Stored data entries:

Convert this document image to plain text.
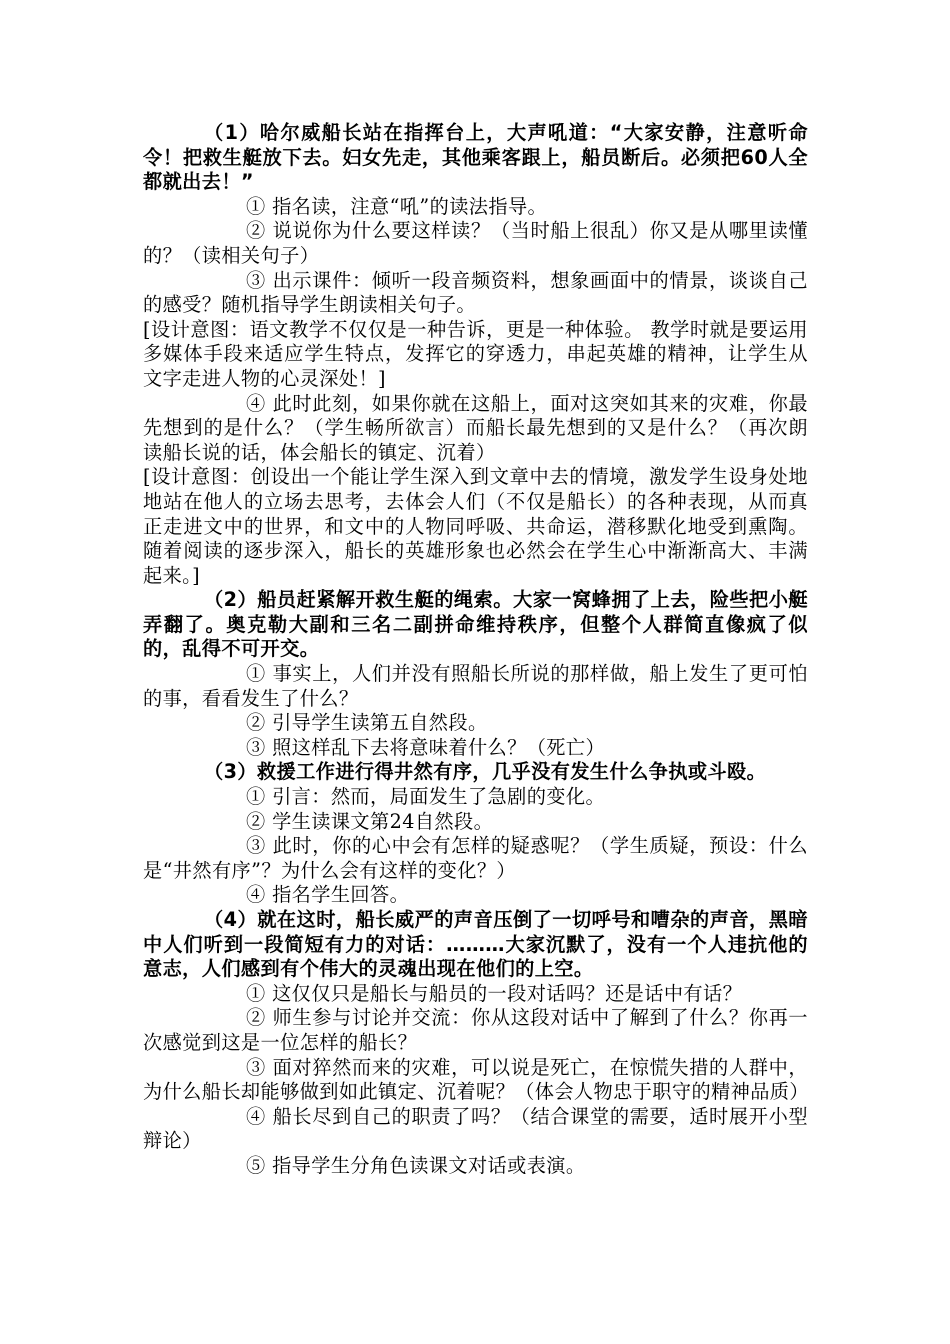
（1）哈尔威船长站在指挥台上，大声吼道：“大家安静，注意听命令！把救生艇放下去。妇女先走，其他乘客跟上，船员断后。必须把60人全都就出去！”

① 指名读，注意“吼”的读法指导。

② 说说你为什么要这样读？（当时船上很乱）你又是从哪里读懂的？（读相关句子）

③ 出示课件：倾听一段音频资料，想象画面中的情景，谈谈自己的感受？随机指导学生朗读相关句子。

[设计意图：语文教学不仅仅是一种告诉，更是一种体验。 教学时就是要运用多媒体手段来适应学生特点，发挥它的穿透力，串起英雄的精神，让学生从文字走进人物的心灵深处！]

④ 此时此刻，如果你就在这船上，面对这突如其来的灾难，你最先想到的是什么？（学生畅所欲言）而船长最先想到的又是什么？（再次朗读船长说的话，体会船长的镇定、沉着）

[设计意图：创设出一个能让学生深入到文章中去的情境，激发学生设身处地地站在他人的立场去思考，去体会人们（不仅是船长）的各种表现，从而真正走进文中的世界，和文中的人物同呼吸、共命运，潜移默化地受到熏陶。随着阅读的逐步深入，船长的英雄形象也必然会在学生心中渐渐高大、丰满起来。]

（2）船员赶紧解开救生艇的绳索。大家一窝蜂拥了上去，险些把小艇弄翻了。奥克勒大副和三名二副拼命维持秩序，但整个人群简直像疯了似的，乱得不可开交。

① 事实上，人们并没有照船长所说的那样做，船上发生了更可怕的事，看看发生了什么？

② 引导学生读第五自然段。

③ 照这样乱下去将意味着什么？（死亡）

（3）救援工作进行得井然有序，几乎没有发生什么争执或斗殴。

① 引言：然而，局面发生了急剧的变化。

② 学生读课文第24自然段。

③ 此时，你的心中会有怎样的疑惑呢？（学生质疑，预设：什么是“井然有序”？为什么会有这样的变化？）

④ 指名学生回答。

（4）就在这时，船长威严的声音压倒了一切呼号和嘈杂的声音，黑暗中人们听到一段简短有力的对话：………大家沉默了，没有一个人违抗他的意志，人们感到有个伟大的灵魂出现在他们的上空。

① 这仅仅只是船长与船员的一段对话吗？还是话中有话？

② 师生参与讨论并交流：你从这段对话中了解到了什么？你再一次感觉到这是一位怎样的船长？

③ 面对猝然而来的灾难，可以说是死亡，在惊慌失措的人群中，为什么船长却能够做到如此镇定、沉着呢？（体会人物忠于职守的精神品质）

④ 船长尽到自己的职责了吗？（结合课堂的需要，适时展开小型辩论）

⑤ 指导学生分角色读课文对话或表演。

■ **What to work on**
List the lines of the records where "设计意图" occurs.

■ **Result for this task**
[设计意图：语文教学不仅仅是一种告诉，更是一种体验。 教学时就是要运用多媒体手段来适应学生特点，发挥它的穿透力，串起英雄的精神，让学生从文字走进人物的心灵深处！]
[设计意图：创设出一个能让学生深入到文章中去的情境，激发学生设身处地地站在他人的立场去思考，去体会人们（不仅是船长）的各种表现，从而真正走进文中的世界，和文中的人物同呼吸、共命运，潜移默化地受到熏陶。随着阅读的逐步深入，船长的英雄形象也必然会在学生心中渐渐高大、丰满起来。]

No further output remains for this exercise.